▶ **EXERCISE INPUT**:

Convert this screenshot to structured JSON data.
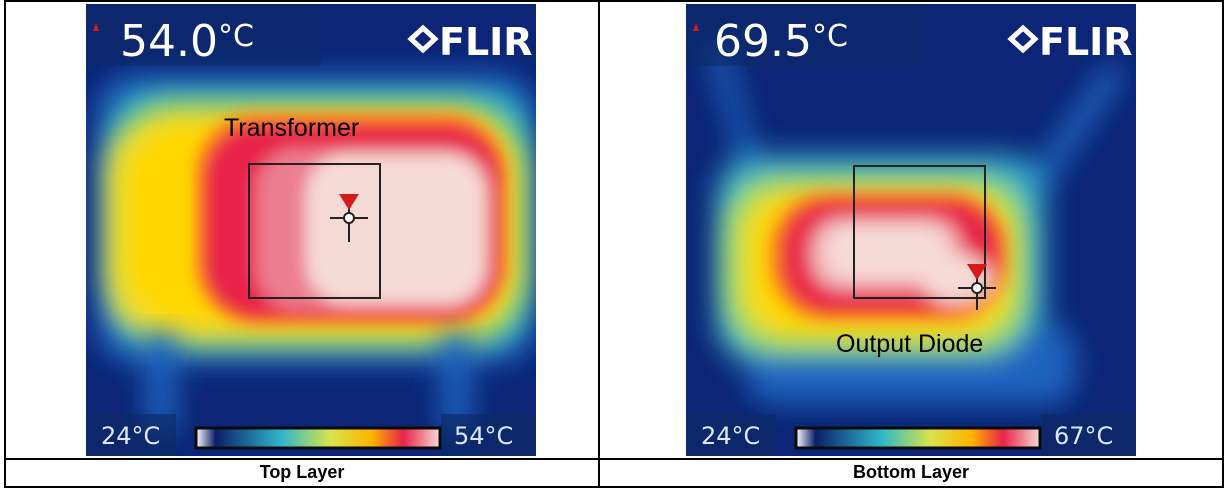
{
  "brand": "FLIR",
  "colors": {
    "palette_cold": "#0b1f6b",
    "palette_mid": "#2fb7c9",
    "palette_warm": "#ffd800",
    "palette_hot": "#e8244a",
    "palette_max": "#f6dad6",
    "marker": "#d41a1a"
  },
  "panels": [
    {
      "caption": "Top Layer",
      "spot_temp": "54.0",
      "spot_unit": "°C",
      "component_label": "Transformer",
      "scale_min": "24°C",
      "scale_max": "54°C"
    },
    {
      "caption": "Bottom Layer",
      "spot_temp": "69.5",
      "spot_unit": "°C",
      "component_label": "Output Diode",
      "scale_min": "24°C",
      "scale_max": "67°C"
    }
  ]
}
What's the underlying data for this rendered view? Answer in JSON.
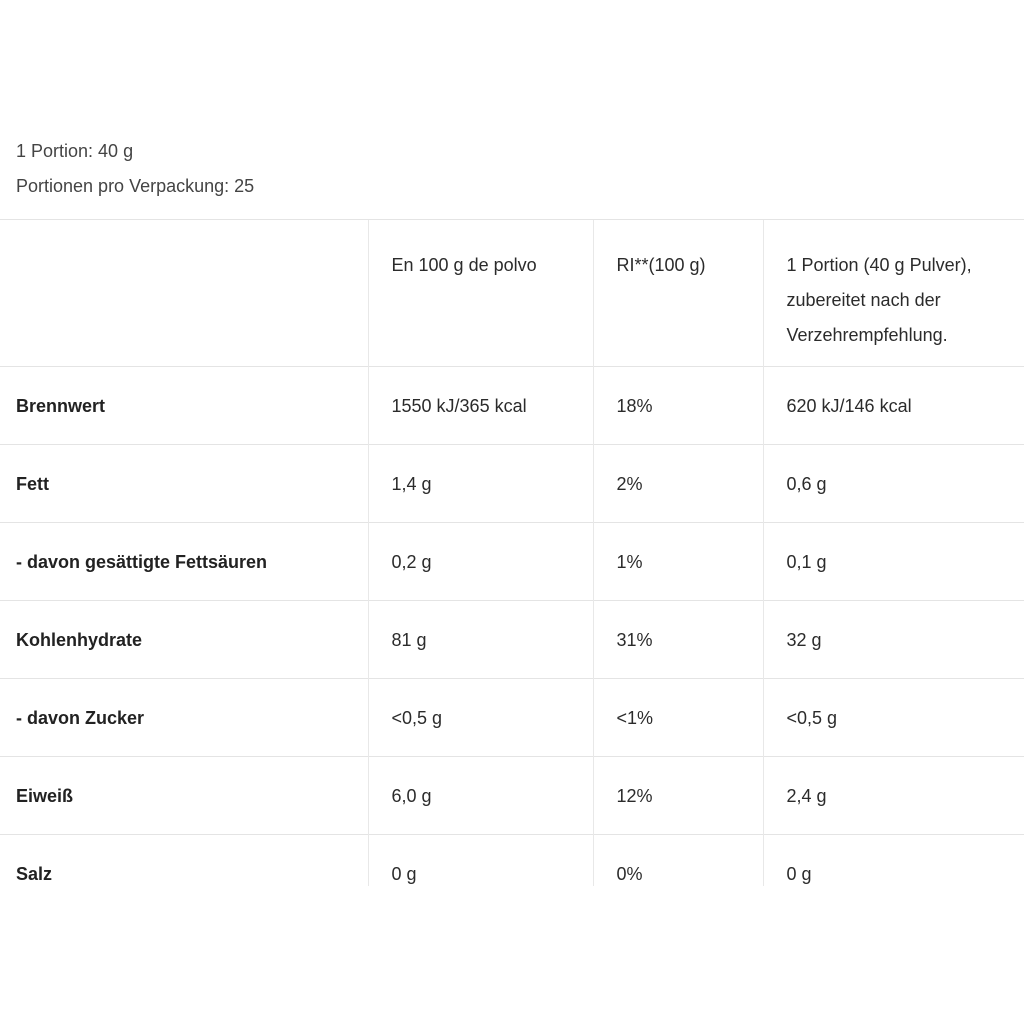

▶ **THE EXERCISE**:
Copy the listing over exactly, skipping the pictures it holds.

▶ **RESULT OF THIS TASK**:
Convert this screenshot to structured JSON data.
{
  "brand": "FLIR",
  "colors": {
    "palette_cold": "#0b1f6b",
    "palette_mid": "#2fb7c9",
    "palette_warm": "#ffd800",
    "palette_hot": "#e8244a",
    "palette_max": "#f6dad6",
    "marker": "#d41a1a"
  },
  "panels": [
    {
      "caption": "Top Layer",
      "spot_temp": "54.0",
      "spot_unit": "°C",
      "component_label": "Transformer",
      "scale_min": "24°C",
      "scale_max": "54°C"
    },
    {
      "caption": "Bottom Layer",
      "spot_temp": "69.5",
      "spot_unit": "°C",
      "component_label": "Output Diode",
      "scale_min": "24°C",
      "scale_max": "67°C"
    }
  ]
}
What's the underlying data for this rendered view? Answer in JSON.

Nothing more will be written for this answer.